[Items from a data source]
————————

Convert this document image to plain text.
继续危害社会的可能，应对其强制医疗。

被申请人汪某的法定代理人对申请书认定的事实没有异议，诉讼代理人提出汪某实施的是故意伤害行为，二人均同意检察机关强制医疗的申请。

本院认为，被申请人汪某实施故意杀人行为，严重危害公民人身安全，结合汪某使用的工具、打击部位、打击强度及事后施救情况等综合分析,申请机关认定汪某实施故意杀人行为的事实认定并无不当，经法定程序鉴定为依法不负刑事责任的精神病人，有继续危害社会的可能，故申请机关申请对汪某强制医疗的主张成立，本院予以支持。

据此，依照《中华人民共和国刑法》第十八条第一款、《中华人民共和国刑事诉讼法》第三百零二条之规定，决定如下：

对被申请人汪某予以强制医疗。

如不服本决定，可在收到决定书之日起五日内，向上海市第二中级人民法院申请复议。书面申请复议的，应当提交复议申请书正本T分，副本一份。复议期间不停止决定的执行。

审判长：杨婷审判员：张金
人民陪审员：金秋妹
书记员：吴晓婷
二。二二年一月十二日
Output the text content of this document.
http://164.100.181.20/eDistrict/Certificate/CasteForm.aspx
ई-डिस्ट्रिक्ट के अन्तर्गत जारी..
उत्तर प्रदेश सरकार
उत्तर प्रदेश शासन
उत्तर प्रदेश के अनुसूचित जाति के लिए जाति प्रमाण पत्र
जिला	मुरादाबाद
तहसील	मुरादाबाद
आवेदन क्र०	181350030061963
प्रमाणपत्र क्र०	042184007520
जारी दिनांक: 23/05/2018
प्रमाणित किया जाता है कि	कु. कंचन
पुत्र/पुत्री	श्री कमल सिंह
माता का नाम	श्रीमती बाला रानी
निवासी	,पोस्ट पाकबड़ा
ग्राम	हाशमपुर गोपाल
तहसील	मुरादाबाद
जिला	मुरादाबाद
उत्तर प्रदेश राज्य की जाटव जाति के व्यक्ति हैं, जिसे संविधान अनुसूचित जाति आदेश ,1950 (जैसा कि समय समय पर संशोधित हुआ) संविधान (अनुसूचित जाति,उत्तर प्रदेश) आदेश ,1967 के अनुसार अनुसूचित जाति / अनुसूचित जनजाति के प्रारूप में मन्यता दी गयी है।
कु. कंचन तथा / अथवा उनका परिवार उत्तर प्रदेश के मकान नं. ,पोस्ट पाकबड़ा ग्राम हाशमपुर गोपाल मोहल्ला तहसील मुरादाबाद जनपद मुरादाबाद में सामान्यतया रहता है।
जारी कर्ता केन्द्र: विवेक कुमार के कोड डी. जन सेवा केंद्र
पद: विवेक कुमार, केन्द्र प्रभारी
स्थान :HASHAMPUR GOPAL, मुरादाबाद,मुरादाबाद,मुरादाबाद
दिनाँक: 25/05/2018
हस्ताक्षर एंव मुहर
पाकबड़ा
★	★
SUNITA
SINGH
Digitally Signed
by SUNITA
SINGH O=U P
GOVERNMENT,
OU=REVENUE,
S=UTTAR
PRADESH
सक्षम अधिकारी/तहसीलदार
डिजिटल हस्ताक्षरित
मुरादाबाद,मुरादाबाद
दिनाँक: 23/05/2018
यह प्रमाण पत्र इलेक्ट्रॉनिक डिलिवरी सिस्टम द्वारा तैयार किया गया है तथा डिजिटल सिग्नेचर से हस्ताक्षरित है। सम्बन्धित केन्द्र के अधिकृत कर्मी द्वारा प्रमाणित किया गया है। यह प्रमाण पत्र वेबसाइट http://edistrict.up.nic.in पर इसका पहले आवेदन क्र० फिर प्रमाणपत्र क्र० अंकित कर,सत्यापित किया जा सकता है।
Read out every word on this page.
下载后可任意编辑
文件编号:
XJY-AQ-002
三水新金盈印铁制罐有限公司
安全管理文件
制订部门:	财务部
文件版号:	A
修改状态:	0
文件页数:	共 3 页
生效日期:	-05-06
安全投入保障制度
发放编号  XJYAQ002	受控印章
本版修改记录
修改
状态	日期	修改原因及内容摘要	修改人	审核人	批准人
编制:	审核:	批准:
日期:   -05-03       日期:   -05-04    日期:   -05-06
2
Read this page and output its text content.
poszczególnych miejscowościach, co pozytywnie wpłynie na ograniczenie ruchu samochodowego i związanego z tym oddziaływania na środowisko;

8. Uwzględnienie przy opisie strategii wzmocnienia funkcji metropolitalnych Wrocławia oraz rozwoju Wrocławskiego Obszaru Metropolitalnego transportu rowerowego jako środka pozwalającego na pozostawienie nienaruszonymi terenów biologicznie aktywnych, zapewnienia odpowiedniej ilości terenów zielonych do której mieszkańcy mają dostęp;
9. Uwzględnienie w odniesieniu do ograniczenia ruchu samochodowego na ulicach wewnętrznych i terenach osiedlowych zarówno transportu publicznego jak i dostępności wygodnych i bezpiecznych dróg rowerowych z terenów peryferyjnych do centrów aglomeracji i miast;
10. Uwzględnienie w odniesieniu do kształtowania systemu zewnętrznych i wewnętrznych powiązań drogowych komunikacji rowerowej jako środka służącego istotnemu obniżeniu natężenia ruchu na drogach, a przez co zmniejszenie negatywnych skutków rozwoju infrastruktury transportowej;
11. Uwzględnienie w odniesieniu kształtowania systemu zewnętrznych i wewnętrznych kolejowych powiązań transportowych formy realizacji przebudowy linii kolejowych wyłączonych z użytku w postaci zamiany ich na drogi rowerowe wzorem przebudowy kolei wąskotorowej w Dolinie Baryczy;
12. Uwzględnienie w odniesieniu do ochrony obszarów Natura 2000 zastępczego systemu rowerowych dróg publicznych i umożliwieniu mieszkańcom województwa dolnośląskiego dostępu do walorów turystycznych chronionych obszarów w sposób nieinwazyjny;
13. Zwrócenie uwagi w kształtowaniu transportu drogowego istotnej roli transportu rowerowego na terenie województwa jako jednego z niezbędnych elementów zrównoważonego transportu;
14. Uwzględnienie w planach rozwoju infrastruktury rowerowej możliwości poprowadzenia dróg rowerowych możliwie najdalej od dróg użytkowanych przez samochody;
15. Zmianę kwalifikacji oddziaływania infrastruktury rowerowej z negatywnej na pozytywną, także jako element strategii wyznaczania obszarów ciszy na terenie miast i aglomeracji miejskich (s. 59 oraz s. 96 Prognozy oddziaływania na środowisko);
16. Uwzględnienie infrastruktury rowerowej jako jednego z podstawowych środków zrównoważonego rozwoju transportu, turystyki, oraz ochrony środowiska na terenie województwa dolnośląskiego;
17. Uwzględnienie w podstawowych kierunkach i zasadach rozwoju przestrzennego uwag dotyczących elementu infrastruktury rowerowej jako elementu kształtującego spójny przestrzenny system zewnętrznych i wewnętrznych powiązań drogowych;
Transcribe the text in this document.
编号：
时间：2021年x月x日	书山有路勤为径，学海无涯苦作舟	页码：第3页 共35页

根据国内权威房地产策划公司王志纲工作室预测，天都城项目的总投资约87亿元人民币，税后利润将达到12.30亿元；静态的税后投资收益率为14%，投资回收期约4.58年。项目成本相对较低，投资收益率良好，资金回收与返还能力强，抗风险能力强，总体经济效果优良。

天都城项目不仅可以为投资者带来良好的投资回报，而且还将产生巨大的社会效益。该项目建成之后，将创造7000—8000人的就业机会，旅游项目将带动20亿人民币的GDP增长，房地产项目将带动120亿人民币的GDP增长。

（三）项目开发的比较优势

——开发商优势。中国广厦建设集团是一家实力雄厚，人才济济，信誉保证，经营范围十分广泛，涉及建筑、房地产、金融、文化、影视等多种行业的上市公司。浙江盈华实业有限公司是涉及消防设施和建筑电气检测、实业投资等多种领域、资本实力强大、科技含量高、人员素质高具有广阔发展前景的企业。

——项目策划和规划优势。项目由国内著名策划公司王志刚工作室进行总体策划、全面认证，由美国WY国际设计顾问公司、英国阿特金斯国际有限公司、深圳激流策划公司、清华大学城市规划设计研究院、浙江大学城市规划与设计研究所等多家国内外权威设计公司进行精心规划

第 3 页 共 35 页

————————

Select every line above that contains the word "document", and copy it.

Convert this document image to plain text.
Output the text content of this document.
Transcribe the text in this document.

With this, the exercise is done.